→ **EXERCISE GOAL**:
Each line that follows should be printed again exactly as it stands.

→ **ITEMS**:
☆ ☆ ☆ ☆ ☆ ☆ ☆

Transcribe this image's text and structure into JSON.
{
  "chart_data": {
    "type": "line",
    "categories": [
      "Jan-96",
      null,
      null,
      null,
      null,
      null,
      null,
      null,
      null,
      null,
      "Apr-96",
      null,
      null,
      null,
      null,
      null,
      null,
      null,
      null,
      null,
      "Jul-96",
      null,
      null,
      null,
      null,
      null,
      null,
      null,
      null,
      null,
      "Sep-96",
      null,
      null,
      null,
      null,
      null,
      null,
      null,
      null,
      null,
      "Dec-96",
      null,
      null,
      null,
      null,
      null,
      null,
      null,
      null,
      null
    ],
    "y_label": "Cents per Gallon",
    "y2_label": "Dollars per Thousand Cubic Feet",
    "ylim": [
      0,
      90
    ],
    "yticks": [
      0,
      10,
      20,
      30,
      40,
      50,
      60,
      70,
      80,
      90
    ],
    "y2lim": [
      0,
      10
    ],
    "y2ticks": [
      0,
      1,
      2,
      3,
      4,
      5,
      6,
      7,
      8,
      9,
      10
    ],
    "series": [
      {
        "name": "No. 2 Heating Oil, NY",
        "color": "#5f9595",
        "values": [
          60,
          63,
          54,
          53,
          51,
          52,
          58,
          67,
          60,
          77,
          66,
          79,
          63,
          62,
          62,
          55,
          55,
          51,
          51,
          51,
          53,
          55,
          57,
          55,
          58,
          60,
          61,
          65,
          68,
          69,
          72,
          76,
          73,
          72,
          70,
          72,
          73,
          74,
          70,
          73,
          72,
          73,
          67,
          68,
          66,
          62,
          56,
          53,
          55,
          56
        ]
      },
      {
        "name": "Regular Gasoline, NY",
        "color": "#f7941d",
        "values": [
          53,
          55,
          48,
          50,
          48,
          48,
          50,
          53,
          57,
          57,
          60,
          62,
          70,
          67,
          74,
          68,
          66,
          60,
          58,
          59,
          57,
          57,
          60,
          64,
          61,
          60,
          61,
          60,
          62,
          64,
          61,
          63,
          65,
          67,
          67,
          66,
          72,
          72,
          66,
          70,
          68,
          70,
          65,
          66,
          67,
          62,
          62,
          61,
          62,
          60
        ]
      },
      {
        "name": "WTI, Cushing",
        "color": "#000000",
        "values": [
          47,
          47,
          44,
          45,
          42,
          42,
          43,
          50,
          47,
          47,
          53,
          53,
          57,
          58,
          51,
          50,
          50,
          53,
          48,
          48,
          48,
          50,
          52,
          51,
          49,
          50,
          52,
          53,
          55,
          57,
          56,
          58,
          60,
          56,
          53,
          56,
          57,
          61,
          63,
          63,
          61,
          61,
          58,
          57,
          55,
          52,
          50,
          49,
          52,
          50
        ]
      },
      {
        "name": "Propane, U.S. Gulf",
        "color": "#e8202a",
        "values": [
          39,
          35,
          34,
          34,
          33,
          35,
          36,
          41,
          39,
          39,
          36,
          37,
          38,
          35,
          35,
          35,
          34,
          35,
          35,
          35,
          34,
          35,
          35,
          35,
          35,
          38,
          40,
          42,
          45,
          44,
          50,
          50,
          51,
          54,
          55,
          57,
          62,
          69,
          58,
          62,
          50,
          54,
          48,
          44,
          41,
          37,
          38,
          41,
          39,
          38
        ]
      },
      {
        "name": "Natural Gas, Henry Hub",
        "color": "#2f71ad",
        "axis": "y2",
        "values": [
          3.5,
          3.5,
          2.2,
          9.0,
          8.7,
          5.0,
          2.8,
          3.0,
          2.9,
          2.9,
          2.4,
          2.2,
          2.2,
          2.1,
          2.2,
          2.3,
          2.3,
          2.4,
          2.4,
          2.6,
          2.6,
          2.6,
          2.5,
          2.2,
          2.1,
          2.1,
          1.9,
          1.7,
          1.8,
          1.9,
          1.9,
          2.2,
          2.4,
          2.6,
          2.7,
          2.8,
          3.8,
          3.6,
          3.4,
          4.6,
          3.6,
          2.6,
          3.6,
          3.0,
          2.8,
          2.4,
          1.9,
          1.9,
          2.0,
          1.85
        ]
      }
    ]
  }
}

☆ ☆ ☆ ☆ ☆ ☆ ☆

→ **EXERCISE SOLUTION**:
Transcribe this image's text and structure into JSON.
{
  "chart_data": {
    "type": "line",
    "categories": [
      "Jan-96",
      null,
      null,
      null,
      null,
      null,
      null,
      null,
      null,
      null,
      "Apr-96",
      null,
      null,
      null,
      null,
      null,
      null,
      null,
      null,
      null,
      "Jul-96",
      null,
      null,
      null,
      null,
      null,
      null,
      null,
      null,
      null,
      "Sep-96",
      null,
      null,
      null,
      null,
      null,
      null,
      null,
      null,
      null,
      "Dec-96",
      null,
      null,
      null,
      null,
      null,
      null,
      null,
      null,
      null
    ],
    "y_label": "Cents per Gallon",
    "y2_label": "Dollars per Thousand Cubic Feet",
    "ylim": [
      0,
      90
    ],
    "yticks": [
      0,
      10,
      20,
      30,
      40,
      50,
      60,
      70,
      80,
      90
    ],
    "y2lim": [
      0,
      10
    ],
    "y2ticks": [
      0,
      1,
      2,
      3,
      4,
      5,
      6,
      7,
      8,
      9,
      10
    ],
    "series": [
      {
        "name": "No. 2 Heating Oil, NY",
        "color": "#5f9595",
        "values": [
          60,
          63,
          54,
          53,
          51,
          52,
          58,
          67,
          60,
          77,
          66,
          79,
          63,
          62,
          62,
          55,
          55,
          51,
          51,
          51,
          53,
          55,
          57,
          55,
          58,
          60,
          61,
          65,
          68,
          69,
          72,
          76,
          73,
          72,
          70,
          72,
          73,
          74,
          70,
          73,
          72,
          73,
          67,
          68,
          66,
          62,
          56,
          53,
          55,
          56
        ]
      },
      {
        "name": "Regular Gasoline, NY",
        "color": "#f7941d",
        "values": [
          53,
          55,
          48,
          50,
          48,
          48,
          50,
          53,
          57,
          57,
          60,
          62,
          70,
          67,
          74,
          68,
          66,
          60,
          58,
          59,
          57,
          57,
          60,
          64,
          61,
          60,
          61,
          60,
          62,
          64,
          61,
          63,
          65,
          67,
          67,
          66,
          72,
          72,
          66,
          70,
          68,
          70,
          65,
          66,
          67,
          62,
          62,
          61,
          62,
          60
        ]
      },
      {
        "name": "WTI, Cushing",
        "color": "#000000",
        "values": [
          47,
          47,
          44,
          45,
          42,
          42,
          43,
          50,
          47,
          47,
          53,
          53,
          57,
          58,
          51,
          50,
          50,
          53,
          48,
          48,
          48,
          50,
          52,
          51,
          49,
          50,
          52,
          53,
          55,
          57,
          56,
          58,
          60,
          56,
          53,
          56,
          57,
          61,
          63,
          63,
          61,
          61,
          58,
          57,
          55,
          52,
          50,
          49,
          52,
          50
        ]
      },
      {
        "name": "Propane, U.S. Gulf",
        "color": "#e8202a",
        "values": [
          39,
          35,
          34,
          34,
          33,
          35,
          36,
          41,
          39,
          39,
          36,
          37,
          38,
          35,
          35,
          35,
          34,
          35,
          35,
          35,
          34,
          35,
          35,
          35,
          35,
          38,
          40,
          42,
          45,
          44,
          50,
          50,
          51,
          54,
          55,
          57,
          62,
          69,
          58,
          62,
          50,
          54,
          48,
          44,
          41,
          37,
          38,
          41,
          39,
          38
        ]
      },
      {
        "name": "Natural Gas, Henry Hub",
        "color": "#2f71ad",
        "axis": "y2",
        "values": [
          3.5,
          3.5,
          2.2,
          9.0,
          8.7,
          5.0,
          2.8,
          3.0,
          2.9,
          2.9,
          2.4,
          2.2,
          2.2,
          2.1,
          2.2,
          2.3,
          2.3,
          2.4,
          2.4,
          2.6,
          2.6,
          2.6,
          2.5,
          2.2,
          2.1,
          2.1,
          1.9,
          1.7,
          1.8,
          1.9,
          1.9,
          2.2,
          2.4,
          2.6,
          2.7,
          2.8,
          3.8,
          3.6,
          3.4,
          4.6,
          3.6,
          2.6,
          3.6,
          3.0,
          2.8,
          2.4,
          1.9,
          1.9,
          2.0,
          1.85
        ]
      }
    ]
  }
}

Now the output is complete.